Stated goal
Return the records that follow unaltered. Omit every picture.

Provided data

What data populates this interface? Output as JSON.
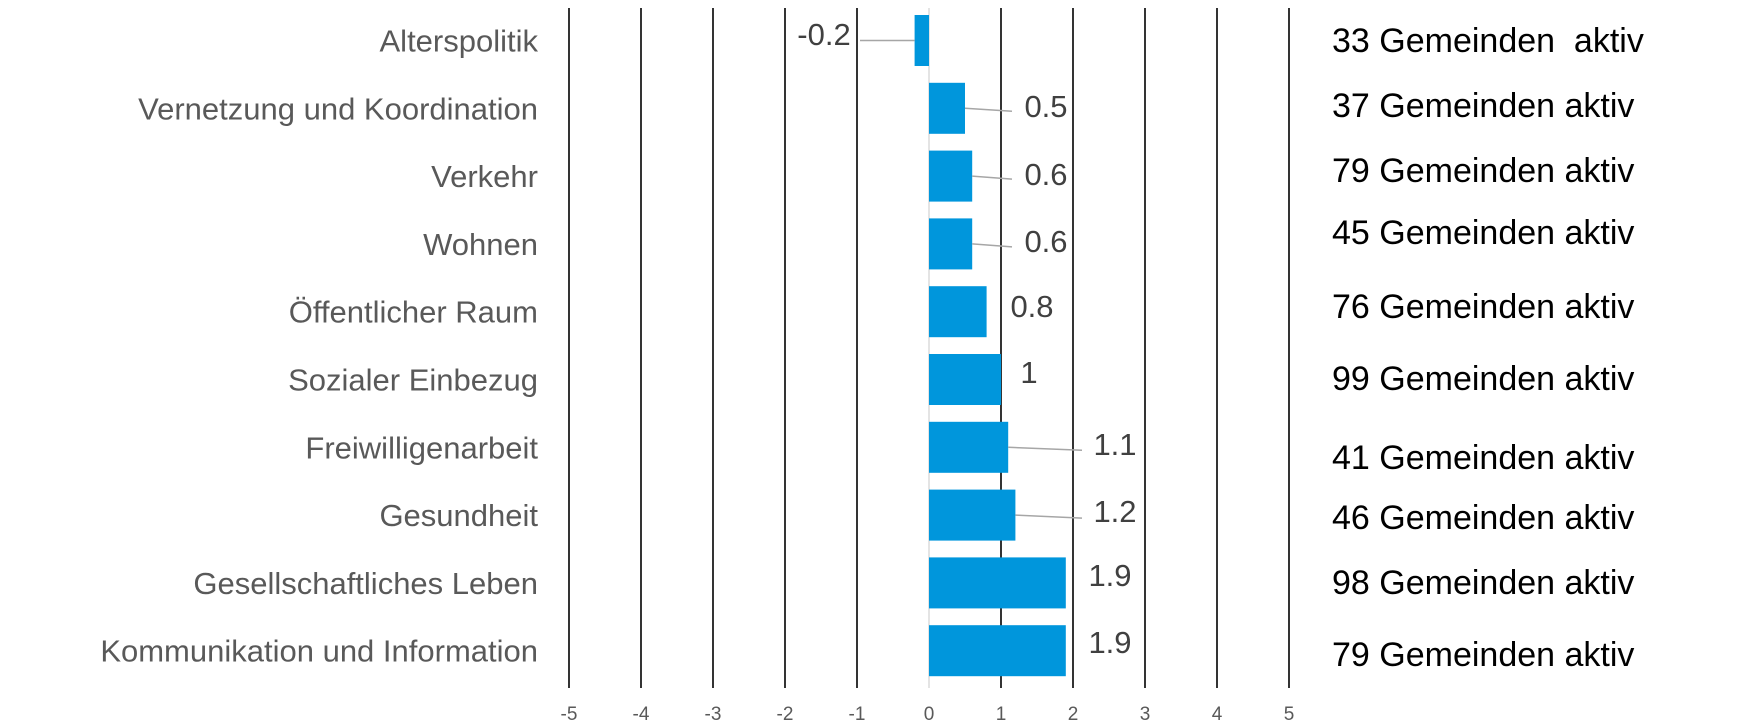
{
  "chart_data": {
    "type": "bar",
    "orientation": "horizontal",
    "title": "",
    "xlabel": "",
    "ylabel": "",
    "xlim": [
      -5,
      5
    ],
    "x_ticks": [
      "-5",
      "-4",
      "-3",
      "-2",
      "-1",
      "0",
      "1",
      "2",
      "3",
      "4",
      "5"
    ],
    "grid": true,
    "bar_color": "#0096DC",
    "categories": [
      "Alterspolitik",
      "Vernetzung und Koordination",
      "Verkehr",
      "Wohnen",
      "Öffentlicher Raum",
      "Sozialer Einbezug",
      "Freiwilligenarbeit",
      "Gesundheit",
      "Gesellschaftliches Leben",
      "Kommunikation und Information"
    ],
    "values": [
      -0.2,
      0.5,
      0.6,
      0.6,
      0.8,
      1,
      1.1,
      1.2,
      1.9,
      1.9
    ],
    "value_labels": [
      "-0.2",
      "0.5",
      "0.6",
      "0.6",
      "0.8",
      "1",
      "1.1",
      "1.2",
      "1.9",
      "1.9"
    ],
    "annotations": [
      "33 Gemeinden  aktiv",
      "37 Gemeinden aktiv",
      "79 Gemeinden aktiv",
      "45 Gemeinden aktiv",
      "76 Gemeinden aktiv",
      "99 Gemeinden aktiv",
      "41 Gemeinden aktiv",
      "46 Gemeinden aktiv",
      "98 Gemeinden aktiv",
      "79 Gemeinden aktiv"
    ]
  }
}
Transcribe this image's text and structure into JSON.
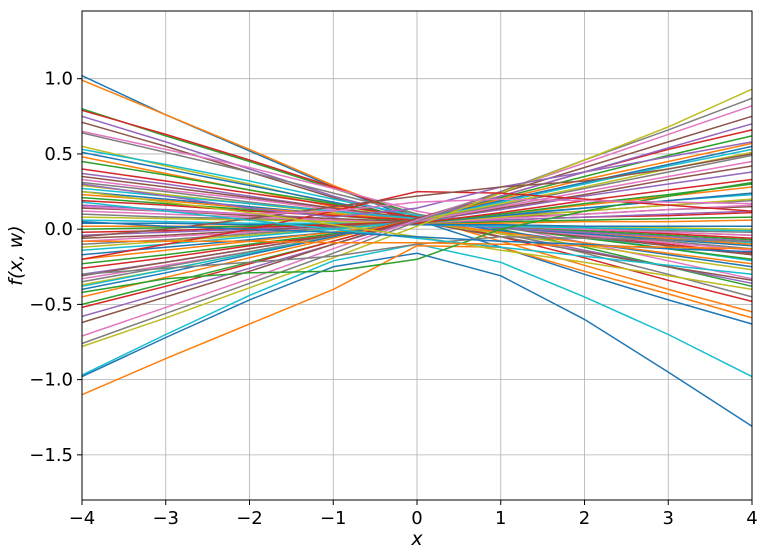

Response
What data populates this interface? Output as JSON.
{
  "chart_data": {
    "type": "bar",
    "orientation": "horizontal",
    "title": "",
    "xlabel": "",
    "ylabel": "",
    "xlim": [
      -5,
      5
    ],
    "x_ticks": [
      "-5",
      "-4",
      "-3",
      "-2",
      "-1",
      "0",
      "1",
      "2",
      "3",
      "4",
      "5"
    ],
    "grid": true,
    "bar_color": "#0096DC",
    "categories": [
      "Alterspolitik",
      "Vernetzung und Koordination",
      "Verkehr",
      "Wohnen",
      "Öffentlicher Raum",
      "Sozialer Einbezug",
      "Freiwilligenarbeit",
      "Gesundheit",
      "Gesellschaftliches Leben",
      "Kommunikation und Information"
    ],
    "values": [
      -0.2,
      0.5,
      0.6,
      0.6,
      0.8,
      1,
      1.1,
      1.2,
      1.9,
      1.9
    ],
    "value_labels": [
      "-0.2",
      "0.5",
      "0.6",
      "0.6",
      "0.8",
      "1",
      "1.1",
      "1.2",
      "1.9",
      "1.9"
    ],
    "annotations": [
      "33 Gemeinden  aktiv",
      "37 Gemeinden aktiv",
      "79 Gemeinden aktiv",
      "45 Gemeinden aktiv",
      "76 Gemeinden aktiv",
      "99 Gemeinden aktiv",
      "41 Gemeinden aktiv",
      "46 Gemeinden aktiv",
      "98 Gemeinden aktiv",
      "79 Gemeinden aktiv"
    ]
  }
}
Transcribe this image's text and structure into JSON.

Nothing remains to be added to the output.